▶ SOURCE DATA:
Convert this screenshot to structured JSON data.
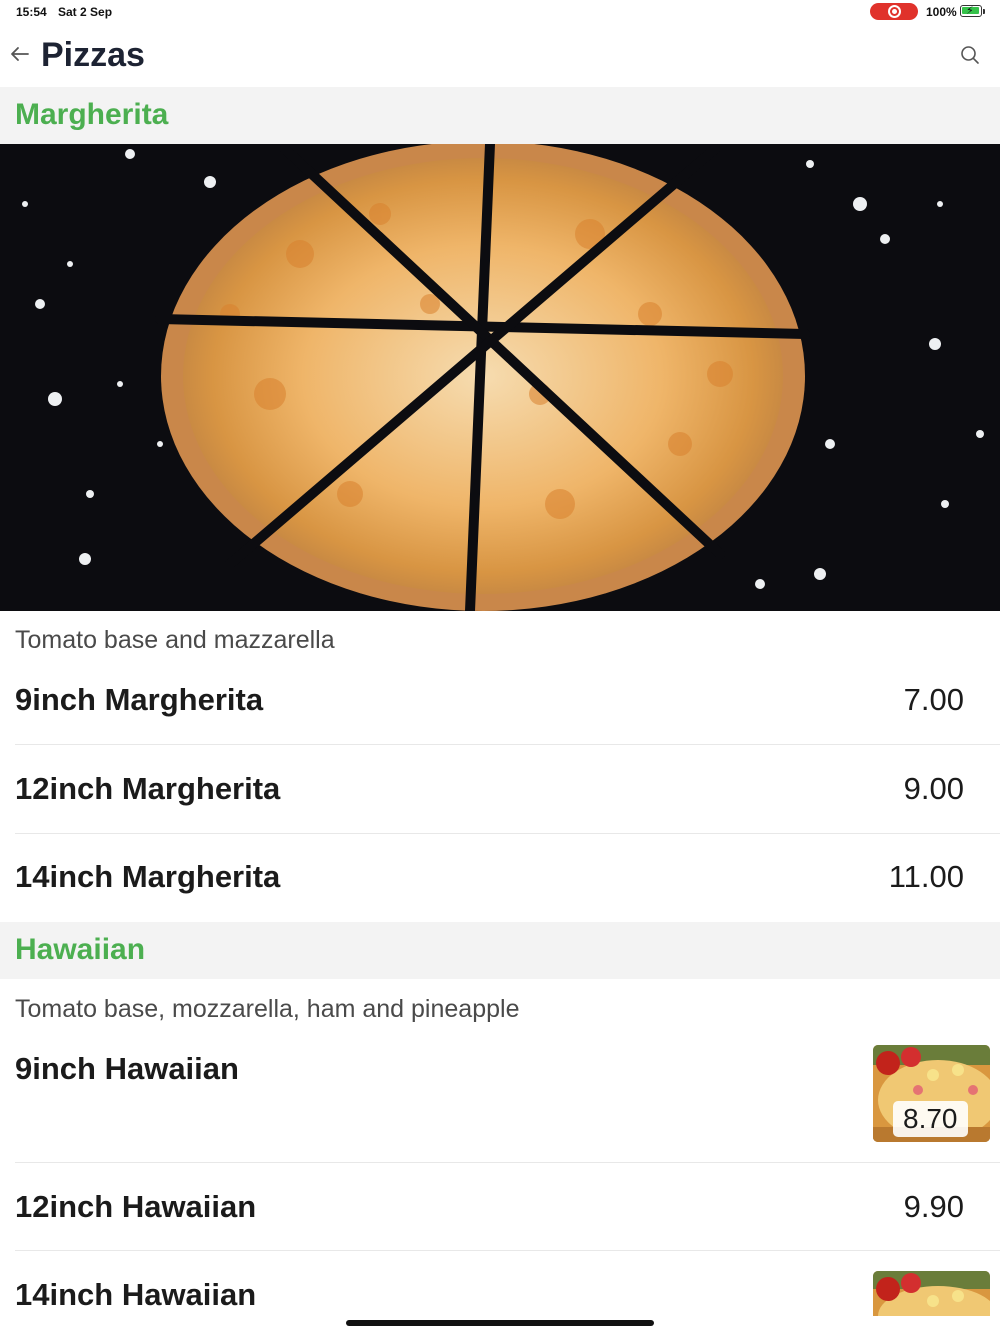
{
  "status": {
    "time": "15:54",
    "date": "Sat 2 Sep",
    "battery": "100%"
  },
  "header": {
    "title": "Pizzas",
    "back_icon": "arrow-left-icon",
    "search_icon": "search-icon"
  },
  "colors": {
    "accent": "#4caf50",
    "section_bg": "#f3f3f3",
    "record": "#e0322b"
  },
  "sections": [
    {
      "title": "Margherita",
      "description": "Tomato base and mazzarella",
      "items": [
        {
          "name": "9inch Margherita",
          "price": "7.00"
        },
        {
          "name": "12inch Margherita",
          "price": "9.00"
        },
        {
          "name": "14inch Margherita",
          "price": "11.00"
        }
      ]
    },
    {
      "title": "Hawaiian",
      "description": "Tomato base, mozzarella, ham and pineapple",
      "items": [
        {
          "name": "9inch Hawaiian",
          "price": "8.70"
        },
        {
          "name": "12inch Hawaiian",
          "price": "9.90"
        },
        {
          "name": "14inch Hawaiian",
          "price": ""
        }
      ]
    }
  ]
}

▶ WHAT IS REQUIRED: Of the lines above, how many hold the word "Margherita"? Say the number alone.

▶ PROBLEM SOLUTION: 4